[Data entries]

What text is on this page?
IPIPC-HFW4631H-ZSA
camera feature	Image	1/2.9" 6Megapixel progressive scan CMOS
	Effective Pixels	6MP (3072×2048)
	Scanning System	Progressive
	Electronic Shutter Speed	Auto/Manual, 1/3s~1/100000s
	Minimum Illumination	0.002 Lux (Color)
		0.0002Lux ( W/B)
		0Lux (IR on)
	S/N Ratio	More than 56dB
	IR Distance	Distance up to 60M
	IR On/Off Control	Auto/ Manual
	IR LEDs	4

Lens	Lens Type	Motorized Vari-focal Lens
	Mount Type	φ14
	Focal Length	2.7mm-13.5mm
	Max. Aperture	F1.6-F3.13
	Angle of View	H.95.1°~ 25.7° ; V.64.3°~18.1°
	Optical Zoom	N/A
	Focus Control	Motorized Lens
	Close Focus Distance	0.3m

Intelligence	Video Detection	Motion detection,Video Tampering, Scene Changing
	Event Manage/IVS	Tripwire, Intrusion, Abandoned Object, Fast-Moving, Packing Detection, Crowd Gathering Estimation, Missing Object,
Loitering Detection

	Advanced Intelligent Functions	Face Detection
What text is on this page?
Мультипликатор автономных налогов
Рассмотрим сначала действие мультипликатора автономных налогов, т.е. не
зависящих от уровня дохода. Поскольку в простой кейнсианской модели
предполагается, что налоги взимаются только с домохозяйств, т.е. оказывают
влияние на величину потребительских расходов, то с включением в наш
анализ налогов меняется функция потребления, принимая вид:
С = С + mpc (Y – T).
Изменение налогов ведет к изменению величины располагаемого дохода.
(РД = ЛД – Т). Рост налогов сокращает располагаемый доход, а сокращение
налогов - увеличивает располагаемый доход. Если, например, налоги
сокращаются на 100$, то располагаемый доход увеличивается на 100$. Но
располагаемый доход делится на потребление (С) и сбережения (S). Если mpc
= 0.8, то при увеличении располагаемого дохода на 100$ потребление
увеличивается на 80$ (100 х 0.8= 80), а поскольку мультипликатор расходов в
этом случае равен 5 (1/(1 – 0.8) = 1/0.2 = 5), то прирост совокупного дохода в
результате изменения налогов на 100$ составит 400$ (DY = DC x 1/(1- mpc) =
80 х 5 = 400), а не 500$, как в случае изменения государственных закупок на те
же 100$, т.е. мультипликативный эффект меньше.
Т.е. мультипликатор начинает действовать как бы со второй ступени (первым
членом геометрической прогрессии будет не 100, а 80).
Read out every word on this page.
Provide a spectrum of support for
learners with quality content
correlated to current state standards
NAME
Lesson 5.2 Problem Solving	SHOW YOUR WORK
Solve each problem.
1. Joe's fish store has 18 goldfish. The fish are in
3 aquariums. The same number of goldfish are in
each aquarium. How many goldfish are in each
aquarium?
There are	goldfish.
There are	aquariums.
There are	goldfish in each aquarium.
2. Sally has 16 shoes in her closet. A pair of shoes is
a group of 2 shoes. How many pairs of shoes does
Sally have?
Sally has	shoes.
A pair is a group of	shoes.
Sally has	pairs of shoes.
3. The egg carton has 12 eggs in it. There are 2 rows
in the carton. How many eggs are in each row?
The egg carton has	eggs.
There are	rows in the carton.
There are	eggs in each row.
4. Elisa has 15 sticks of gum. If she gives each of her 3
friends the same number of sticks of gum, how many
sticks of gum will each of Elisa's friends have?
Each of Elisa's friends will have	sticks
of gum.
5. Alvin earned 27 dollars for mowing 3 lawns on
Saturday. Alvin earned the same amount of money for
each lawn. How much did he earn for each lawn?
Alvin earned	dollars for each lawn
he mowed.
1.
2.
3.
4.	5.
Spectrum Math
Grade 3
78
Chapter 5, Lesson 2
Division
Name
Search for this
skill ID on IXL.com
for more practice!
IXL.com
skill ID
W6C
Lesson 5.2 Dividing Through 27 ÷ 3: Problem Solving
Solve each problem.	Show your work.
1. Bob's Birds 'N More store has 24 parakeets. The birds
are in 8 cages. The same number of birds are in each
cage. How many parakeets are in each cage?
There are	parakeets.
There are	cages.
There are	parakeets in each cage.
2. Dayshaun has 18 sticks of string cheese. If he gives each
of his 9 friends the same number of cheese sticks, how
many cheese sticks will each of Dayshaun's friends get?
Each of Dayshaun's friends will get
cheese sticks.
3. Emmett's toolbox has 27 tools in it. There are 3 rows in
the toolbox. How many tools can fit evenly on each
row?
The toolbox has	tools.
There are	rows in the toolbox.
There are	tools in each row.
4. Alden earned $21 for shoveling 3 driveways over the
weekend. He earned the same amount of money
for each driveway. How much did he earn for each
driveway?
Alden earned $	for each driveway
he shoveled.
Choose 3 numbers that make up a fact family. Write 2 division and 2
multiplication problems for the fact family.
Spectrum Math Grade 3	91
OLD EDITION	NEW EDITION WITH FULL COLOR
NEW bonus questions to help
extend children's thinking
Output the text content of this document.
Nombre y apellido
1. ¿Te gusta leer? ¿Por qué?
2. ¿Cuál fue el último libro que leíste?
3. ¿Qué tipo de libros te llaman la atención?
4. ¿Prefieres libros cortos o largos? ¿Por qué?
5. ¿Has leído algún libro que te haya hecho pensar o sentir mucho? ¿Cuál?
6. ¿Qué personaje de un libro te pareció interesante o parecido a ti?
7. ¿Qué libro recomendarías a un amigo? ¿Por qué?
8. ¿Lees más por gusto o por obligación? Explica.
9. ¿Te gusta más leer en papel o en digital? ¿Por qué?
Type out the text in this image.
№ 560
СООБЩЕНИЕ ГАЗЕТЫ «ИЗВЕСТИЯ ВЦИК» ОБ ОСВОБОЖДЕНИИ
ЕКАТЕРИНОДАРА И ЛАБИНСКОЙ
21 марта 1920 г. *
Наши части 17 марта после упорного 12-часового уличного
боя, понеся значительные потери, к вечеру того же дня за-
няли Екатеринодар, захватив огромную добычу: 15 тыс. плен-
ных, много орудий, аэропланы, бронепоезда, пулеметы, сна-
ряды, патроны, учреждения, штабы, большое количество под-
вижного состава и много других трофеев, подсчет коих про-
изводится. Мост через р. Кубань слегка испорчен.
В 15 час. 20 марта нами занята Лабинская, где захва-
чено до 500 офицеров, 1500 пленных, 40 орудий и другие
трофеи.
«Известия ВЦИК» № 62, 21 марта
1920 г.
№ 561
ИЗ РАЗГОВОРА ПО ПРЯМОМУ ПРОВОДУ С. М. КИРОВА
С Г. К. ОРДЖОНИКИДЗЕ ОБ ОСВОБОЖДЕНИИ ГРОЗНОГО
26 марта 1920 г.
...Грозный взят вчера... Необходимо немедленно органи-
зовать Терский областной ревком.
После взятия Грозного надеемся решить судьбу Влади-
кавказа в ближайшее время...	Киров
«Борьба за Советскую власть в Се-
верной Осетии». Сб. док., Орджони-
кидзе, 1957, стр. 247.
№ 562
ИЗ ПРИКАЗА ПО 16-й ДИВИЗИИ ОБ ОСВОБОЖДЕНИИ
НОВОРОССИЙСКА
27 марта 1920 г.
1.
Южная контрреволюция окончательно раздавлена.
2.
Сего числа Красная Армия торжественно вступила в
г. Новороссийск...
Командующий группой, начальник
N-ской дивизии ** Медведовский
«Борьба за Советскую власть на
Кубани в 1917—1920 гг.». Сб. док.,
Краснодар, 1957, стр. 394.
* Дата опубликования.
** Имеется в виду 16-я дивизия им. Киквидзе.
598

- WORK TO COMPLETE
Each record must be repeated exactly as it is.

- EXERCISE OUTPUT
What text is on this page?
IPIPC-HFW4631H-ZSA
camera feature	Image	1/2.9" 6Megapixel progressive scan CMOS
	Effective Pixels	6MP (3072×2048)
	Scanning System	Progressive
	Electronic Shutter Speed	Auto/Manual, 1/3s~1/100000s
	Minimum Illumination	0.002 Lux (Color)
		0.0002Lux ( W/B)
		0Lux (IR on)
	S/N Ratio	More than 56dB
	IR Distance	Distance up to 60M
	IR On/Off Control	Auto/ Manual
	IR LEDs	4

Lens	Lens Type	Motorized Vari-focal Lens
	Mount Type	φ14
	Focal Length	2.7mm-13.5mm
	Max. Aperture	F1.6-F3.13
	Angle of View	H.95.1°~ 25.7° ; V.64.3°~18.1°
	Optical Zoom	N/A
	Focus Control	Motorized Lens
	Close Focus Distance	0.3m

Intelligence	Video Detection	Motion detection,Video Tampering, Scene Changing
	Event Manage/IVS	Tripwire, Intrusion, Abandoned Object, Fast-Moving, Packing Detection, Crowd Gathering Estimation, Missing Object,
Loitering Detection

	Advanced Intelligent Functions	Face Detection
What text is on this page?
Мультипликатор автономных налогов
Рассмотрим сначала действие мультипликатора автономных налогов, т.е. не
зависящих от уровня дохода. Поскольку в простой кейнсианской модели
предполагается, что налоги взимаются только с домохозяйств, т.е. оказывают
влияние на величину потребительских расходов, то с включением в наш
анализ налогов меняется функция потребления, принимая вид:
С = С + mpc (Y – T).
Изменение налогов ведет к изменению величины располагаемого дохода.
(РД = ЛД – Т). Рост налогов сокращает располагаемый доход, а сокращение
налогов - увеличивает располагаемый доход. Если, например, налоги
сокращаются на 100$, то располагаемый доход увеличивается на 100$. Но
располагаемый доход делится на потребление (С) и сбережения (S). Если mpc
= 0.8, то при увеличении располагаемого дохода на 100$ потребление
увеличивается на 80$ (100 х 0.8= 80), а поскольку мультипликатор расходов в
этом случае равен 5 (1/(1 – 0.8) = 1/0.2 = 5), то прирост совокупного дохода в
результате изменения налогов на 100$ составит 400$ (DY = DC x 1/(1- mpc) =
80 х 5 = 400), а не 500$, как в случае изменения государственных закупок на те
же 100$, т.е. мультипликативный эффект меньше.
Т.е. мультипликатор начинает действовать как бы со второй ступени (первым
членом геометрической прогрессии будет не 100, а 80).
Read out every word on this page.
Provide a spectrum of support for
learners with quality content
correlated to current state standards
NAME
Lesson 5.2 Problem Solving	SHOW YOUR WORK
Solve each problem.
1. Joe's fish store has 18 goldfish. The fish are in
3 aquariums. The same number of goldfish are in
each aquarium. How many goldfish are in each
aquarium?
There are	goldfish.
There are	aquariums.
There are	goldfish in each aquarium.
2. Sally has 16 shoes in her closet. A pair of shoes is
a group of 2 shoes. How many pairs of shoes does
Sally have?
Sally has	shoes.
A pair is a group of	shoes.
Sally has	pairs of shoes.
3. The egg carton has 12 eggs in it. There are 2 rows
in the carton. How many eggs are in each row?
The egg carton has	eggs.
There are	rows in the carton.
There are	eggs in each row.
4. Elisa has 15 sticks of gum. If she gives each of her 3
friends the same number of sticks of gum, how many
sticks of gum will each of Elisa's friends have?
Each of Elisa's friends will have	sticks
of gum.
5. Alvin earned 27 dollars for mowing 3 lawns on
Saturday. Alvin earned the same amount of money for
each lawn. How much did he earn for each lawn?
Alvin earned	dollars for each lawn
he mowed.
1.
2.
3.
4.	5.
Spectrum Math
Grade 3
78
Chapter 5, Lesson 2
Division
Name
Search for this
skill ID on IXL.com
for more practice!
IXL.com
skill ID
W6C
Lesson 5.2 Dividing Through 27 ÷ 3: Problem Solving
Solve each problem.	Show your work.
1. Bob's Birds 'N More store has 24 parakeets. The birds
are in 8 cages. The same number of birds are in each
cage. How many parakeets are in each cage?
There are	parakeets.
There are	cages.
There are	parakeets in each cage.
2. Dayshaun has 18 sticks of string cheese. If he gives each
of his 9 friends the same number of cheese sticks, how
many cheese sticks will each of Dayshaun's friends get?
Each of Dayshaun's friends will get
cheese sticks.
3. Emmett's toolbox has 27 tools in it. There are 3 rows in
the toolbox. How many tools can fit evenly on each
row?
The toolbox has	tools.
There are	rows in the toolbox.
There are	tools in each row.
4. Alden earned $21 for shoveling 3 driveways over the
weekend. He earned the same amount of money
for each driveway. How much did he earn for each
driveway?
Alden earned $	for each driveway
he shoveled.
Choose 3 numbers that make up a fact family. Write 2 division and 2
multiplication problems for the fact family.
Spectrum Math Grade 3	91
OLD EDITION	NEW EDITION WITH FULL COLOR
NEW bonus questions to help
extend children's thinking
Output the text content of this document.
Nombre y apellido
1. ¿Te gusta leer? ¿Por qué?
2. ¿Cuál fue el último libro que leíste?
3. ¿Qué tipo de libros te llaman la atención?
4. ¿Prefieres libros cortos o largos? ¿Por qué?
5. ¿Has leído algún libro que te haya hecho pensar o sentir mucho? ¿Cuál?
6. ¿Qué personaje de un libro te pareció interesante o parecido a ti?
7. ¿Qué libro recomendarías a un amigo? ¿Por qué?
8. ¿Lees más por gusto o por obligación? Explica.
9. ¿Te gusta más leer en papel o en digital? ¿Por qué?
Type out the text in this image.
№ 560
СООБЩЕНИЕ ГАЗЕТЫ «ИЗВЕСТИЯ ВЦИК» ОБ ОСВОБОЖДЕНИИ
ЕКАТЕРИНОДАРА И ЛАБИНСКОЙ
21 марта 1920 г. *
Наши части 17 марта после упорного 12-часового уличного
боя, понеся значительные потери, к вечеру того же дня за-
няли Екатеринодар, захватив огромную добычу: 15 тыс. плен-
ных, много орудий, аэропланы, бронепоезда, пулеметы, сна-
ряды, патроны, учреждения, штабы, большое количество под-
вижного состава и много других трофеев, подсчет коих про-
изводится. Мост через р. Кубань слегка испорчен.
В 15 час. 20 марта нами занята Лабинская, где захва-
чено до 500 офицеров, 1500 пленных, 40 орудий и другие
трофеи.
«Известия ВЦИК» № 62, 21 марта
1920 г.
№ 561
ИЗ РАЗГОВОРА ПО ПРЯМОМУ ПРОВОДУ С. М. КИРОВА
С Г. К. ОРДЖОНИКИДЗЕ ОБ ОСВОБОЖДЕНИИ ГРОЗНОГО
26 марта 1920 г.
...Грозный взят вчера... Необходимо немедленно органи-
зовать Терский областной ревком.
После взятия Грозного надеемся решить судьбу Влади-
кавказа в ближайшее время...	Киров
«Борьба за Советскую власть в Се-
верной Осетии». Сб. док., Орджони-
кидзе, 1957, стр. 247.
№ 562
ИЗ ПРИКАЗА ПО 16-й ДИВИЗИИ ОБ ОСВОБОЖДЕНИИ
НОВОРОССИЙСКА
27 марта 1920 г.
1.
Южная контрреволюция окончательно раздавлена.
2.
Сего числа Красная Армия торжественно вступила в
г. Новороссийск...
Командующий группой, начальник
N-ской дивизии ** Медведовский
«Борьба за Советскую власть на
Кубани в 1917—1920 гг.». Сб. док.,
Краснодар, 1957, стр. 394.
* Дата опубликования.
** Имеется в виду 16-я дивизия им. Киквидзе.
598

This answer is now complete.